- **Task description**
Output every line below without omitting or altering anything.

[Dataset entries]
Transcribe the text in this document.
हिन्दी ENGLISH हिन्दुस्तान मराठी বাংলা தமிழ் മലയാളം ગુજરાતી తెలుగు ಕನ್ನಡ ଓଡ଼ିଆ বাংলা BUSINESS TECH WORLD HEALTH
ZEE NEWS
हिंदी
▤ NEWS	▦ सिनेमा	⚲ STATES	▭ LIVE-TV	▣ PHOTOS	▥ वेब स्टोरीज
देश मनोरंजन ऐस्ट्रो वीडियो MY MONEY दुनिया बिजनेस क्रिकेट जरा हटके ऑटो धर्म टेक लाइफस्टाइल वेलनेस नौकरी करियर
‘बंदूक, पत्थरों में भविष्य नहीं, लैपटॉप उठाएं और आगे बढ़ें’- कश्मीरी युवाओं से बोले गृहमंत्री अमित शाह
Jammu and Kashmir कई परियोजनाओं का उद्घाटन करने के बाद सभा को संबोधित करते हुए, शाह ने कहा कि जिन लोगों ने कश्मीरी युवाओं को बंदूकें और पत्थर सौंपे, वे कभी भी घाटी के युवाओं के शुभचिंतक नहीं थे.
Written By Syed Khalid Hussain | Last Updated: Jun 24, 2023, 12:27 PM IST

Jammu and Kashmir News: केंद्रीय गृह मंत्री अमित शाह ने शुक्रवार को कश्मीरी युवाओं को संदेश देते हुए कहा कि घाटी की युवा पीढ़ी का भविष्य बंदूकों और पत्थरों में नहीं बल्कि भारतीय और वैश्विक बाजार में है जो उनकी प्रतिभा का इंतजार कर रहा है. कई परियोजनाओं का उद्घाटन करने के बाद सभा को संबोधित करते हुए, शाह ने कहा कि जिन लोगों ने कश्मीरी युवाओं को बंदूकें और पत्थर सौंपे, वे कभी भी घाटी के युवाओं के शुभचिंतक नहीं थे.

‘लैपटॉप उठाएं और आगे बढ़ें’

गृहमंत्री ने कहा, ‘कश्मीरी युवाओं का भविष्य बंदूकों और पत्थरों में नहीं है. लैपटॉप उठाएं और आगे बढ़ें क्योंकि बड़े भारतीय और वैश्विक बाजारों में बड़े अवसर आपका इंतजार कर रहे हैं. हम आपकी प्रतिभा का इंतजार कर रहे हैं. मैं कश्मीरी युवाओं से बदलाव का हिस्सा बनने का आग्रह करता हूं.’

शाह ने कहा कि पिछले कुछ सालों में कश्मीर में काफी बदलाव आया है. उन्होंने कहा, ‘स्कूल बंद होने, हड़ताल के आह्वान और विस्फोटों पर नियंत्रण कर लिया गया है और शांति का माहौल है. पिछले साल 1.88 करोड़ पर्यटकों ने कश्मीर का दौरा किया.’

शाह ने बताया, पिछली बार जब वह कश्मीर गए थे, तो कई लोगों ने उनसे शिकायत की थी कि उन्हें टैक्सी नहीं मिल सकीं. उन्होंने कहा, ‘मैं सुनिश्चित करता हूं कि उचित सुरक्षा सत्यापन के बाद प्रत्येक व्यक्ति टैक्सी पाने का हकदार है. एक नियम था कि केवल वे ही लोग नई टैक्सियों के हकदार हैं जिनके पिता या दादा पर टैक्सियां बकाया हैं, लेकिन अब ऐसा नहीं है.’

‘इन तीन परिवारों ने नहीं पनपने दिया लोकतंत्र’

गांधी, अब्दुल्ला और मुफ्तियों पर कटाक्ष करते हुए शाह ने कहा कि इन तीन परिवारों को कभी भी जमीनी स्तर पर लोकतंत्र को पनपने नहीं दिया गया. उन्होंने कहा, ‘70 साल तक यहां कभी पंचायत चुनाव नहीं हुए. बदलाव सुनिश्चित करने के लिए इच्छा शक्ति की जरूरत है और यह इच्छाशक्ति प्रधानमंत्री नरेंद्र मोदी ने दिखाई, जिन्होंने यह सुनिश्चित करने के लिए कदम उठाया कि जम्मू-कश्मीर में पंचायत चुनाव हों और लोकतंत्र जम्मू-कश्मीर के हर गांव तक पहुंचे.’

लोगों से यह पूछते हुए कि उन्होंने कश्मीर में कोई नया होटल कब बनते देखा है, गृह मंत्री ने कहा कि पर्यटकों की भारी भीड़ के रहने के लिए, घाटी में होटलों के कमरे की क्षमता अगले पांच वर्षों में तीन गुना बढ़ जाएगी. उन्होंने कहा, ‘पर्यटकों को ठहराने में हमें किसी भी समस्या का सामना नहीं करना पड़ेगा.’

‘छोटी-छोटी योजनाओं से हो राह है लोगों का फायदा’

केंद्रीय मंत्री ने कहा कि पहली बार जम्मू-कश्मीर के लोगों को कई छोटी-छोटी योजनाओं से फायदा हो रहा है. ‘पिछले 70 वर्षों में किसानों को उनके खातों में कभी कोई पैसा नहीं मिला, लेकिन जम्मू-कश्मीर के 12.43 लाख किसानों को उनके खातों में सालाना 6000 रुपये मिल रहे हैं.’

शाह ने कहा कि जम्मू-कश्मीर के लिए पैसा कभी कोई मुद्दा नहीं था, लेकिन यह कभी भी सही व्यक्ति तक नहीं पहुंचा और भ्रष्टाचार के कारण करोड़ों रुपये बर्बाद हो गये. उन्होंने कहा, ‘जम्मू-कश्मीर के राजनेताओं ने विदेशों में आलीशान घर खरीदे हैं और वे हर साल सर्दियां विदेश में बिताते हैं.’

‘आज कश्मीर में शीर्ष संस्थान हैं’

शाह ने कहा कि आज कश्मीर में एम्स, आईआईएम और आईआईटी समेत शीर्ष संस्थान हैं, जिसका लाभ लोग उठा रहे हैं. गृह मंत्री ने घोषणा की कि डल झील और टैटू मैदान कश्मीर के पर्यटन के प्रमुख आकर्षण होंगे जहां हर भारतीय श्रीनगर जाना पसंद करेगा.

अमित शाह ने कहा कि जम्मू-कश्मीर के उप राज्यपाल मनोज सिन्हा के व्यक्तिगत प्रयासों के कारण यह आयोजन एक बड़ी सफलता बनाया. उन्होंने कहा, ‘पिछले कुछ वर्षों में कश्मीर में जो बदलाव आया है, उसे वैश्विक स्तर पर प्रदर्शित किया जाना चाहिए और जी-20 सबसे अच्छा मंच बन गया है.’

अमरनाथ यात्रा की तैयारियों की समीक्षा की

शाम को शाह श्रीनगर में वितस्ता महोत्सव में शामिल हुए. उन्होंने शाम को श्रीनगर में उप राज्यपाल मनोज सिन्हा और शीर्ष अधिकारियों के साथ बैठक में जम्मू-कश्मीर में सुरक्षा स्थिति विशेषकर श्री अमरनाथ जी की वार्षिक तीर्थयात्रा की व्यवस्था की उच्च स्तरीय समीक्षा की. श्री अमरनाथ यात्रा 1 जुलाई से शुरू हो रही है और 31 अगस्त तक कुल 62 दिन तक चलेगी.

- **Result**
Transcribe the text in this document.
हिन्दी ENGLISH हिन्दुस्तान मराठी বাংলা தமிழ் മലയാളം ગુજરાતી తెలుగు ಕನ್ನಡ ଓଡ଼ିଆ বাংলা BUSINESS TECH WORLD HEALTH
ZEE NEWS
हिंदी
▤ NEWS	▦ सिनेमा	⚲ STATES	▭ LIVE-TV	▣ PHOTOS	▥ वेब स्टोरीज
देश मनोरंजन ऐस्ट्रो वीडियो MY MONEY दुनिया बिजनेस क्रिकेट जरा हटके ऑटो धर्म टेक लाइफस्टाइल वेलनेस नौकरी करियर
‘बंदूक, पत्थरों में भविष्य नहीं, लैपटॉप उठाएं और आगे बढ़ें’- कश्मीरी युवाओं से बोले गृहमंत्री अमित शाह
Jammu and Kashmir कई परियोजनाओं का उद्घाटन करने के बाद सभा को संबोधित करते हुए, शाह ने कहा कि जिन लोगों ने कश्मीरी युवाओं को बंदूकें और पत्थर सौंपे, वे कभी भी घाटी के युवाओं के शुभचिंतक नहीं थे.
Written By Syed Khalid Hussain | Last Updated: Jun 24, 2023, 12:27 PM IST

Jammu and Kashmir News: केंद्रीय गृह मंत्री अमित शाह ने शुक्रवार को कश्मीरी युवाओं को संदेश देते हुए कहा कि घाटी की युवा पीढ़ी का भविष्य बंदूकों और पत्थरों में नहीं बल्कि भारतीय और वैश्विक बाजार में है जो उनकी प्रतिभा का इंतजार कर रहा है. कई परियोजनाओं का उद्घाटन करने के बाद सभा को संबोधित करते हुए, शाह ने कहा कि जिन लोगों ने कश्मीरी युवाओं को बंदूकें और पत्थर सौंपे, वे कभी भी घाटी के युवाओं के शुभचिंतक नहीं थे.

‘लैपटॉप उठाएं और आगे बढ़ें’

गृहमंत्री ने कहा, ‘कश्मीरी युवाओं का भविष्य बंदूकों और पत्थरों में नहीं है. लैपटॉप उठाएं और आगे बढ़ें क्योंकि बड़े भारतीय और वैश्विक बाजारों में बड़े अवसर आपका इंतजार कर रहे हैं. हम आपकी प्रतिभा का इंतजार कर रहे हैं. मैं कश्मीरी युवाओं से बदलाव का हिस्सा बनने का आग्रह करता हूं.’

शाह ने कहा कि पिछले कुछ सालों में कश्मीर में काफी बदलाव आया है. उन्होंने कहा, ‘स्कूल बंद होने, हड़ताल के आह्वान और विस्फोटों पर नियंत्रण कर लिया गया है और शांति का माहौल है. पिछले साल 1.88 करोड़ पर्यटकों ने कश्मीर का दौरा किया.’

शाह ने बताया, पिछली बार जब वह कश्मीर गए थे, तो कई लोगों ने उनसे शिकायत की थी कि उन्हें टैक्सी नहीं मिल सकीं. उन्होंने कहा, ‘मैं सुनिश्चित करता हूं कि उचित सुरक्षा सत्यापन के बाद प्रत्येक व्यक्ति टैक्सी पाने का हकदार है. एक नियम था कि केवल वे ही लोग नई टैक्सियों के हकदार हैं जिनके पिता या दादा पर टैक्सियां बकाया हैं, लेकिन अब ऐसा नहीं है.’

‘इन तीन परिवारों ने नहीं पनपने दिया लोकतंत्र’

गांधी, अब्दुल्ला और मुफ्तियों पर कटाक्ष करते हुए शाह ने कहा कि इन तीन परिवारों को कभी भी जमीनी स्तर पर लोकतंत्र को पनपने नहीं दिया गया. उन्होंने कहा, ‘70 साल तक यहां कभी पंचायत चुनाव नहीं हुए. बदलाव सुनिश्चित करने के लिए इच्छा शक्ति की जरूरत है और यह इच्छाशक्ति प्रधानमंत्री नरेंद्र मोदी ने दिखाई, जिन्होंने यह सुनिश्चित करने के लिए कदम उठाया कि जम्मू-कश्मीर में पंचायत चुनाव हों और लोकतंत्र जम्मू-कश्मीर के हर गांव तक पहुंचे.’

लोगों से यह पूछते हुए कि उन्होंने कश्मीर में कोई नया होटल कब बनते देखा है, गृह मंत्री ने कहा कि पर्यटकों की भारी भीड़ के रहने के लिए, घाटी में होटलों के कमरे की क्षमता अगले पांच वर्षों में तीन गुना बढ़ जाएगी. उन्होंने कहा, ‘पर्यटकों को ठहराने में हमें किसी भी समस्या का सामना नहीं करना पड़ेगा.’

‘छोटी-छोटी योजनाओं से हो राह है लोगों का फायदा’

केंद्रीय मंत्री ने कहा कि पहली बार जम्मू-कश्मीर के लोगों को कई छोटी-छोटी योजनाओं से फायदा हो रहा है. ‘पिछले 70 वर्षों में किसानों को उनके खातों में कभी कोई पैसा नहीं मिला, लेकिन जम्मू-कश्मीर के 12.43 लाख किसानों को उनके खातों में सालाना 6000 रुपये मिल रहे हैं.’

शाह ने कहा कि जम्मू-कश्मीर के लिए पैसा कभी कोई मुद्दा नहीं था, लेकिन यह कभी भी सही व्यक्ति तक नहीं पहुंचा और भ्रष्टाचार के कारण करोड़ों रुपये बर्बाद हो गये. उन्होंने कहा, ‘जम्मू-कश्मीर के राजनेताओं ने विदेशों में आलीशान घर खरीदे हैं और वे हर साल सर्दियां विदेश में बिताते हैं.’

‘आज कश्मीर में शीर्ष संस्थान हैं’

शाह ने कहा कि आज कश्मीर में एम्स, आईआईएम और आईआईटी समेत शीर्ष संस्थान हैं, जिसका लाभ लोग उठा रहे हैं. गृह मंत्री ने घोषणा की कि डल झील और टैटू मैदान कश्मीर के पर्यटन के प्रमुख आकर्षण होंगे जहां हर भारतीय श्रीनगर जाना पसंद करेगा.

अमित शाह ने कहा कि जम्मू-कश्मीर के उप राज्यपाल मनोज सिन्हा के व्यक्तिगत प्रयासों के कारण यह आयोजन एक बड़ी सफलता बनाया. उन्होंने कहा, ‘पिछले कुछ वर्षों में कश्मीर में जो बदलाव आया है, उसे वैश्विक स्तर पर प्रदर्शित किया जाना चाहिए और जी-20 सबसे अच्छा मंच बन गया है.’

अमरनाथ यात्रा की तैयारियों की समीक्षा की

शाम को शाह श्रीनगर में वितस्ता महोत्सव में शामिल हुए. उन्होंने शाम को श्रीनगर में उप राज्यपाल मनोज सिन्हा और शीर्ष अधिकारियों के साथ बैठक में जम्मू-कश्मीर में सुरक्षा स्थिति विशेषकर श्री अमरनाथ जी की वार्षिक तीर्थयात्रा की व्यवस्था की उच्च स्तरीय समीक्षा की. श्री अमरनाथ यात्रा 1 जुलाई से शुरू हो रही है और 31 अगस्त तक कुल 62 दिन तक चलेगी.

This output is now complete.